- **Given request**:
Reproduce the listing below in full and without alteration, apart from its pictures.

Recorded data start

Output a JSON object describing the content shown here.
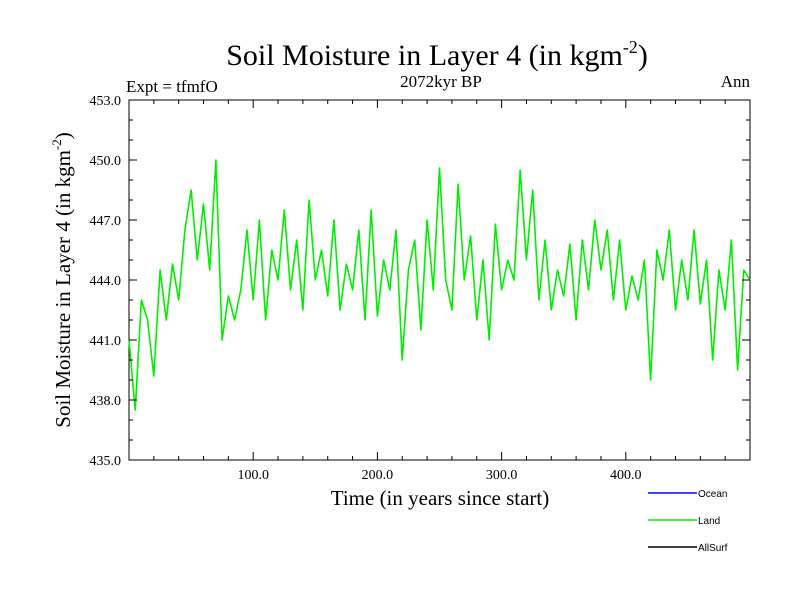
{
  "chart_data": {
    "type": "line",
    "title": "Soil Moisture in Layer 4 (in kgm",
    "title_superscript": "-2",
    "title_close": ")",
    "subtitle": "2072kyr BP",
    "left_label": "Expt = tfmfO",
    "right_label": "Ann",
    "xlabel": "Time (in years since start)",
    "ylabel": "Soil Moisture in Layer 4 (in kgm",
    "ylabel_superscript": "-2",
    "ylabel_close": ")",
    "xlim": [
      0,
      500
    ],
    "ylim": [
      435,
      453
    ],
    "xticks": [
      100,
      200,
      300,
      400
    ],
    "xtick_labels": [
      "100.0",
      "200.0",
      "300.0",
      "400.0"
    ],
    "yticks": [
      435,
      438,
      441,
      444,
      447,
      450,
      453
    ],
    "ytick_labels": [
      "435.0",
      "438.0",
      "441.0",
      "444.0",
      "447.0",
      "450.0",
      "453.0"
    ],
    "legend": [
      {
        "name": "Ocean",
        "color": "#0000ff"
      },
      {
        "name": "Land",
        "color": "#00ee00"
      },
      {
        "name": "AllSurf",
        "color": "#000000"
      }
    ],
    "series": [
      {
        "name": "Land",
        "color": "#00ee00",
        "x": [
          0,
          5,
          10,
          15,
          20,
          25,
          30,
          35,
          40,
          45,
          50,
          55,
          60,
          65,
          70,
          75,
          80,
          85,
          90,
          95,
          100,
          105,
          110,
          115,
          120,
          125,
          130,
          135,
          140,
          145,
          150,
          155,
          160,
          165,
          170,
          175,
          180,
          185,
          190,
          195,
          200,
          205,
          210,
          215,
          220,
          225,
          230,
          235,
          240,
          245,
          250,
          255,
          260,
          265,
          270,
          275,
          280,
          285,
          290,
          295,
          300,
          305,
          310,
          315,
          320,
          325,
          330,
          335,
          340,
          345,
          350,
          355,
          360,
          365,
          370,
          375,
          380,
          385,
          390,
          395,
          400,
          405,
          410,
          415,
          420,
          425,
          430,
          435,
          440,
          445,
          450,
          455,
          460,
          465,
          470,
          475,
          480,
          485,
          490,
          495,
          500
        ],
        "values": [
          441.0,
          437.5,
          443.0,
          442.0,
          439.2,
          444.5,
          442.0,
          444.8,
          443.0,
          446.5,
          448.5,
          445.0,
          447.8,
          444.5,
          450.0,
          441.0,
          443.2,
          442.0,
          443.5,
          446.5,
          443.0,
          447.0,
          442.0,
          445.5,
          444.0,
          447.5,
          443.5,
          446.0,
          442.5,
          448.0,
          444.0,
          445.5,
          443.2,
          447.0,
          442.5,
          444.8,
          443.5,
          446.5,
          442.0,
          447.5,
          442.2,
          445.0,
          443.5,
          446.5,
          440.0,
          444.5,
          446.0,
          441.5,
          447.0,
          443.5,
          449.6,
          444.0,
          442.5,
          448.8,
          444.0,
          446.2,
          442.0,
          445.0,
          441.0,
          446.8,
          443.5,
          445.0,
          444.0,
          449.5,
          445.0,
          448.5,
          443.0,
          446.0,
          442.5,
          444.5,
          443.2,
          445.8,
          442.0,
          446.0,
          443.5,
          447.0,
          444.5,
          446.5,
          443.0,
          446.0,
          442.5,
          444.2,
          443.0,
          445.0,
          439.0,
          445.5,
          444.0,
          446.5,
          442.5,
          445.0,
          443.0,
          446.5,
          442.8,
          445.0,
          440.0,
          444.5,
          442.5,
          446.0,
          439.5,
          444.5,
          444.0
        ]
      }
    ]
  }
}
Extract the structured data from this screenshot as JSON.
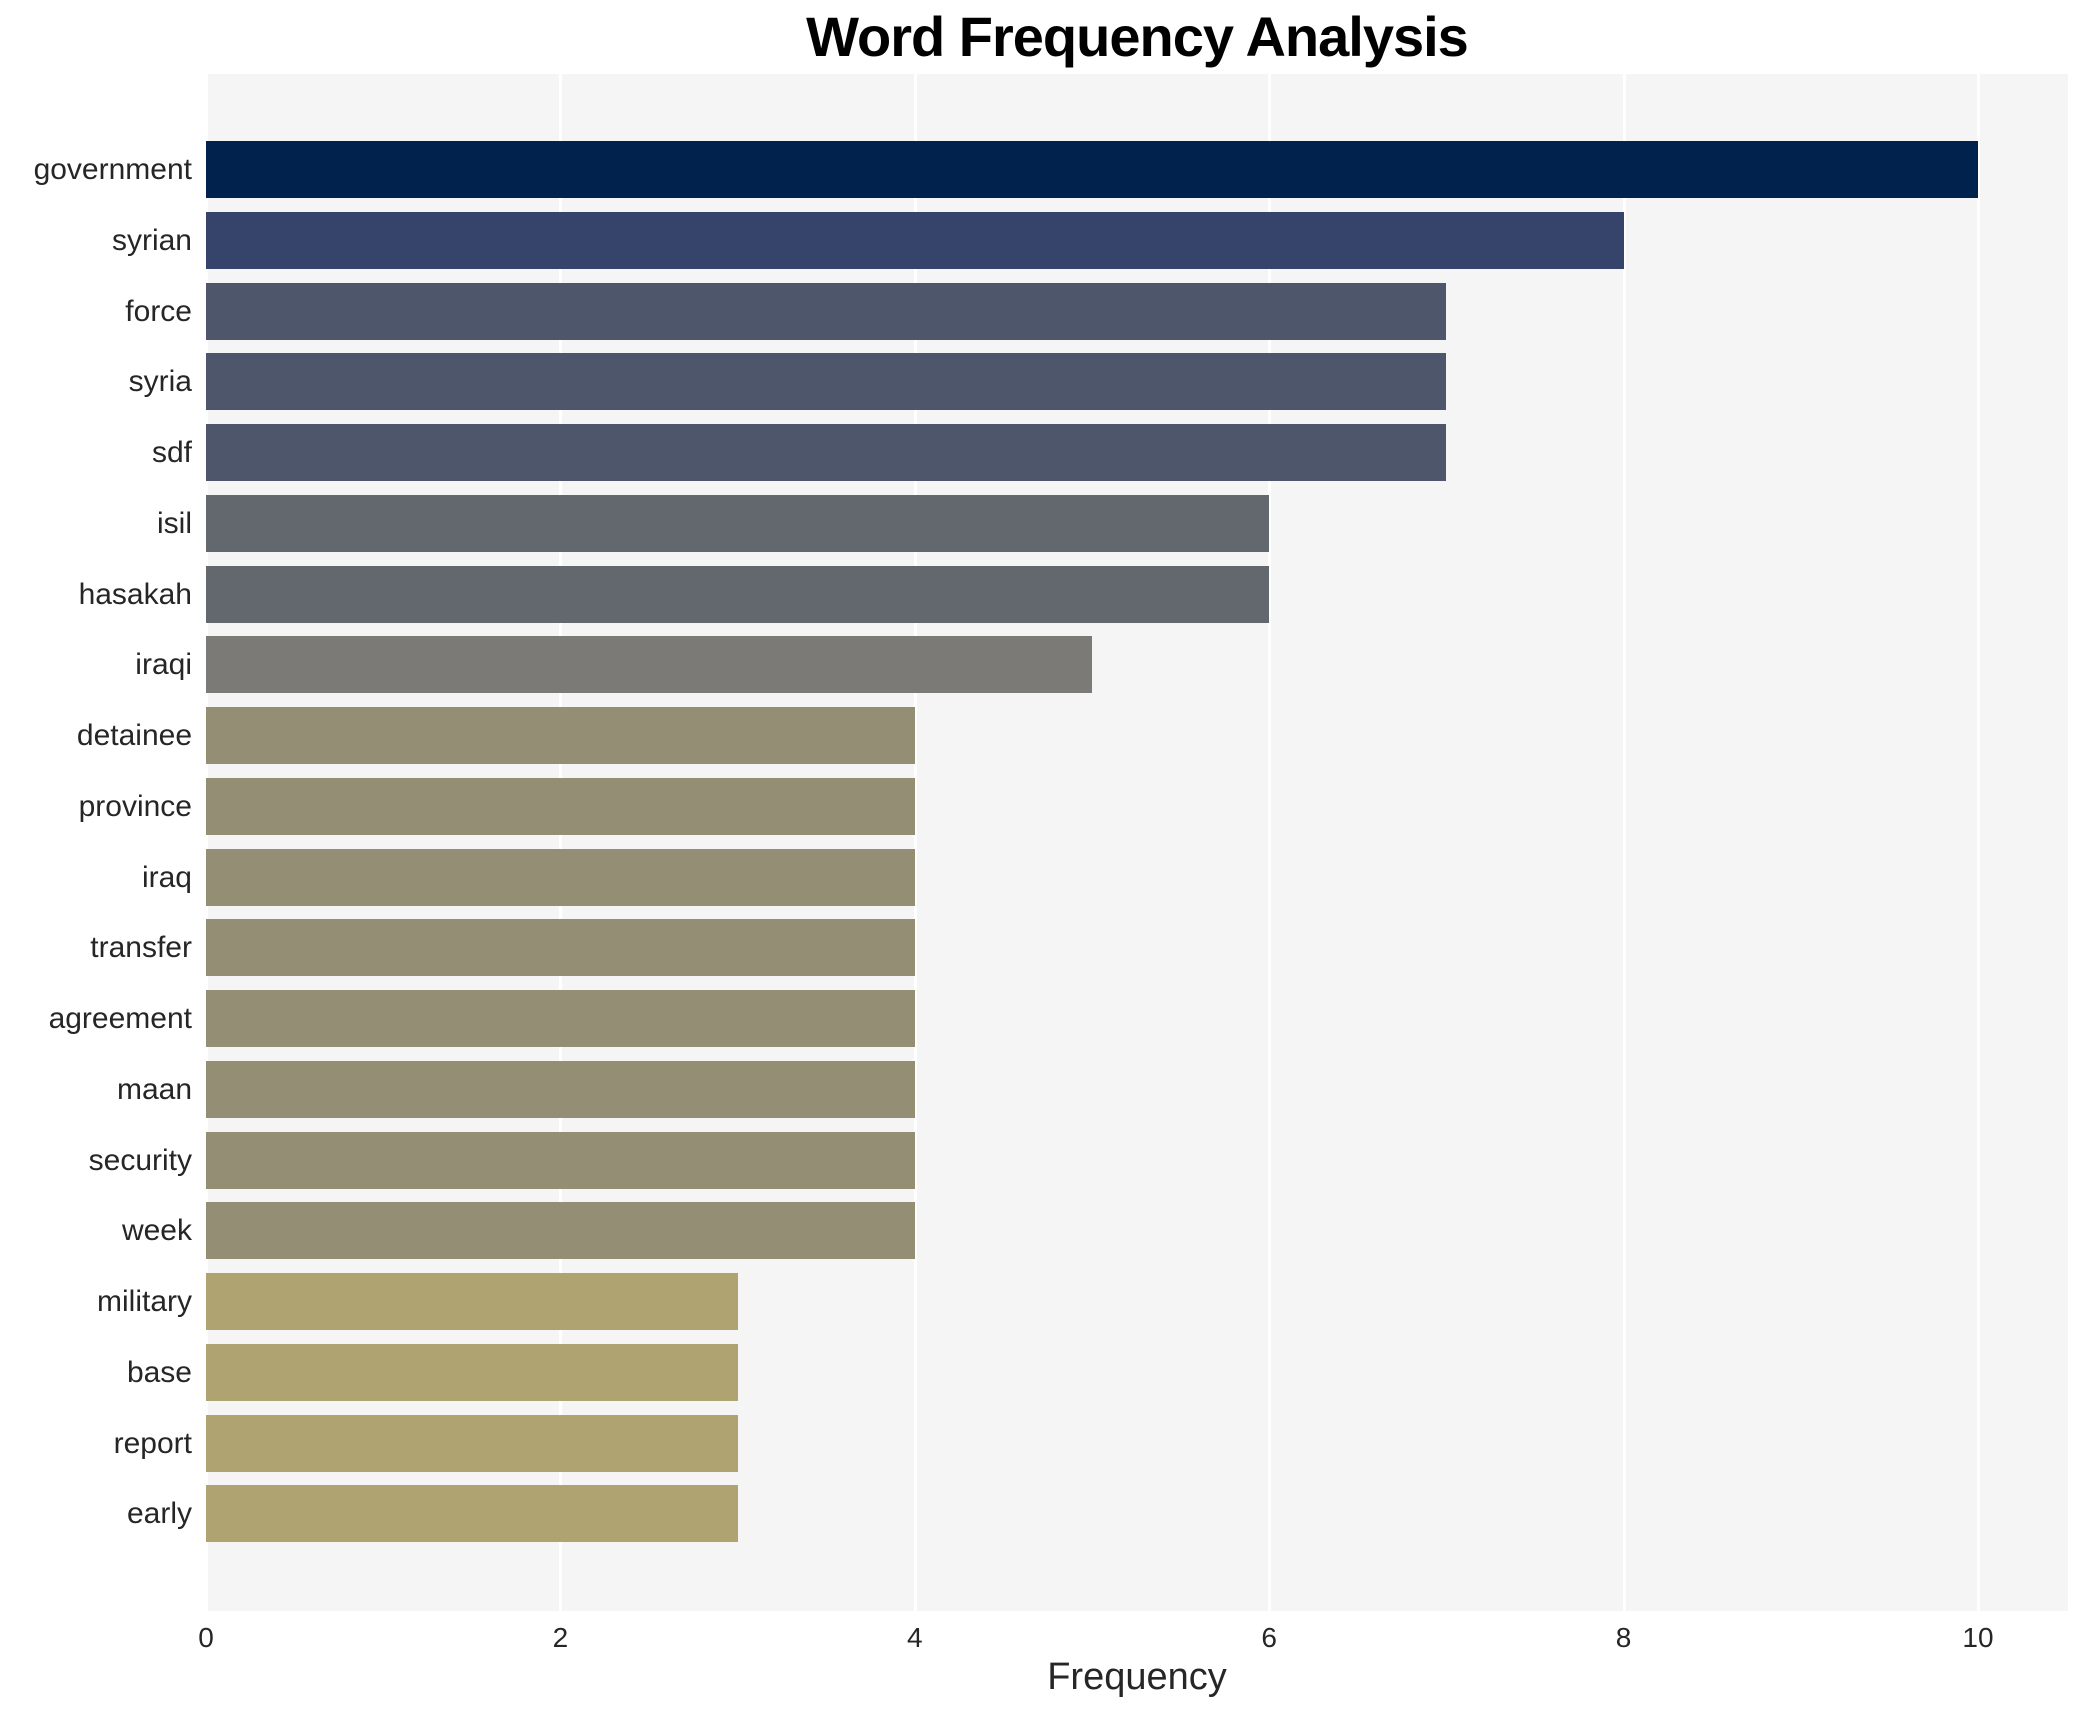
{
  "chart_data": {
    "type": "bar",
    "orientation": "horizontal",
    "title": "Word Frequency Analysis",
    "xlabel": "Frequency",
    "ylabel": "",
    "categories": [
      "government",
      "syrian",
      "force",
      "syria",
      "sdf",
      "isil",
      "hasakah",
      "iraqi",
      "detainee",
      "province",
      "iraq",
      "transfer",
      "agreement",
      "maan",
      "security",
      "week",
      "military",
      "base",
      "report",
      "early"
    ],
    "values": [
      10,
      8,
      7,
      7,
      7,
      6,
      6,
      5,
      4,
      4,
      4,
      4,
      4,
      4,
      4,
      4,
      3,
      3,
      3,
      3
    ],
    "bar_colors": [
      "#02224e",
      "#36446b",
      "#4e566b",
      "#4e566b",
      "#4e566b",
      "#63676e",
      "#63676e",
      "#7b7a76",
      "#948e75",
      "#948e75",
      "#948e75",
      "#948e75",
      "#948e75",
      "#948e75",
      "#948e75",
      "#948e75",
      "#aea371",
      "#aea371",
      "#aea371",
      "#aea371"
    ],
    "xticks": [
      0,
      2,
      4,
      6,
      8,
      10
    ],
    "xlim": [
      0,
      10.5
    ],
    "grid": true,
    "legend": "none",
    "colors": {
      "figure_background": "#ffffff",
      "plot_background": "#f5f5f6",
      "gridline": "#ffffff",
      "text": "#262626",
      "title_text": "#000000"
    }
  }
}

Recorded data end

- **Result of this exercise**:
Output a JSON object describing the content shown here.
{
  "chart_data": {
    "type": "line",
    "title": "Soil Moisture in Layer 4 (in kgm",
    "title_superscript": "-2",
    "title_close": ")",
    "subtitle": "2072kyr BP",
    "left_label": "Expt = tfmfO",
    "right_label": "Ann",
    "xlabel": "Time (in years since start)",
    "ylabel": "Soil Moisture in Layer 4 (in kgm",
    "ylabel_superscript": "-2",
    "ylabel_close": ")",
    "xlim": [
      0,
      500
    ],
    "ylim": [
      435,
      453
    ],
    "xticks": [
      100,
      200,
      300,
      400
    ],
    "xtick_labels": [
      "100.0",
      "200.0",
      "300.0",
      "400.0"
    ],
    "yticks": [
      435,
      438,
      441,
      444,
      447,
      450,
      453
    ],
    "ytick_labels": [
      "435.0",
      "438.0",
      "441.0",
      "444.0",
      "447.0",
      "450.0",
      "453.0"
    ],
    "legend": [
      {
        "name": "Ocean",
        "color": "#0000ff"
      },
      {
        "name": "Land",
        "color": "#00ee00"
      },
      {
        "name": "AllSurf",
        "color": "#000000"
      }
    ],
    "series": [
      {
        "name": "Land",
        "color": "#00ee00",
        "x": [
          0,
          5,
          10,
          15,
          20,
          25,
          30,
          35,
          40,
          45,
          50,
          55,
          60,
          65,
          70,
          75,
          80,
          85,
          90,
          95,
          100,
          105,
          110,
          115,
          120,
          125,
          130,
          135,
          140,
          145,
          150,
          155,
          160,
          165,
          170,
          175,
          180,
          185,
          190,
          195,
          200,
          205,
          210,
          215,
          220,
          225,
          230,
          235,
          240,
          245,
          250,
          255,
          260,
          265,
          270,
          275,
          280,
          285,
          290,
          295,
          300,
          305,
          310,
          315,
          320,
          325,
          330,
          335,
          340,
          345,
          350,
          355,
          360,
          365,
          370,
          375,
          380,
          385,
          390,
          395,
          400,
          405,
          410,
          415,
          420,
          425,
          430,
          435,
          440,
          445,
          450,
          455,
          460,
          465,
          470,
          475,
          480,
          485,
          490,
          495,
          500
        ],
        "values": [
          441.0,
          437.5,
          443.0,
          442.0,
          439.2,
          444.5,
          442.0,
          444.8,
          443.0,
          446.5,
          448.5,
          445.0,
          447.8,
          444.5,
          450.0,
          441.0,
          443.2,
          442.0,
          443.5,
          446.5,
          443.0,
          447.0,
          442.0,
          445.5,
          444.0,
          447.5,
          443.5,
          446.0,
          442.5,
          448.0,
          444.0,
          445.5,
          443.2,
          447.0,
          442.5,
          444.8,
          443.5,
          446.5,
          442.0,
          447.5,
          442.2,
          445.0,
          443.5,
          446.5,
          440.0,
          444.5,
          446.0,
          441.5,
          447.0,
          443.5,
          449.6,
          444.0,
          442.5,
          448.8,
          444.0,
          446.2,
          442.0,
          445.0,
          441.0,
          446.8,
          443.5,
          445.0,
          444.0,
          449.5,
          445.0,
          448.5,
          443.0,
          446.0,
          442.5,
          444.5,
          443.2,
          445.8,
          442.0,
          446.0,
          443.5,
          447.0,
          444.5,
          446.5,
          443.0,
          446.0,
          442.5,
          444.2,
          443.0,
          445.0,
          439.0,
          445.5,
          444.0,
          446.5,
          442.5,
          445.0,
          443.0,
          446.5,
          442.8,
          445.0,
          440.0,
          444.5,
          442.5,
          446.0,
          439.5,
          444.5,
          444.0
        ]
      }
    ]
  }
}
Extract the structured data from this screenshot as JSON.
{
  "chart_data": {
    "type": "bar",
    "orientation": "horizontal",
    "title": "Word Frequency Analysis",
    "xlabel": "Frequency",
    "ylabel": "",
    "categories": [
      "government",
      "syrian",
      "force",
      "syria",
      "sdf",
      "isil",
      "hasakah",
      "iraqi",
      "detainee",
      "province",
      "iraq",
      "transfer",
      "agreement",
      "maan",
      "security",
      "week",
      "military",
      "base",
      "report",
      "early"
    ],
    "values": [
      10,
      8,
      7,
      7,
      7,
      6,
      6,
      5,
      4,
      4,
      4,
      4,
      4,
      4,
      4,
      4,
      3,
      3,
      3,
      3
    ],
    "bar_colors": [
      "#02224e",
      "#36446b",
      "#4e566b",
      "#4e566b",
      "#4e566b",
      "#63676e",
      "#63676e",
      "#7b7a76",
      "#948e75",
      "#948e75",
      "#948e75",
      "#948e75",
      "#948e75",
      "#948e75",
      "#948e75",
      "#948e75",
      "#aea371",
      "#aea371",
      "#aea371",
      "#aea371"
    ],
    "xticks": [
      0,
      2,
      4,
      6,
      8,
      10
    ],
    "xlim": [
      0,
      10.5
    ],
    "grid": true,
    "legend": "none",
    "colors": {
      "figure_background": "#ffffff",
      "plot_background": "#f5f5f6",
      "gridline": "#ffffff",
      "text": "#262626",
      "title_text": "#000000"
    }
  }
}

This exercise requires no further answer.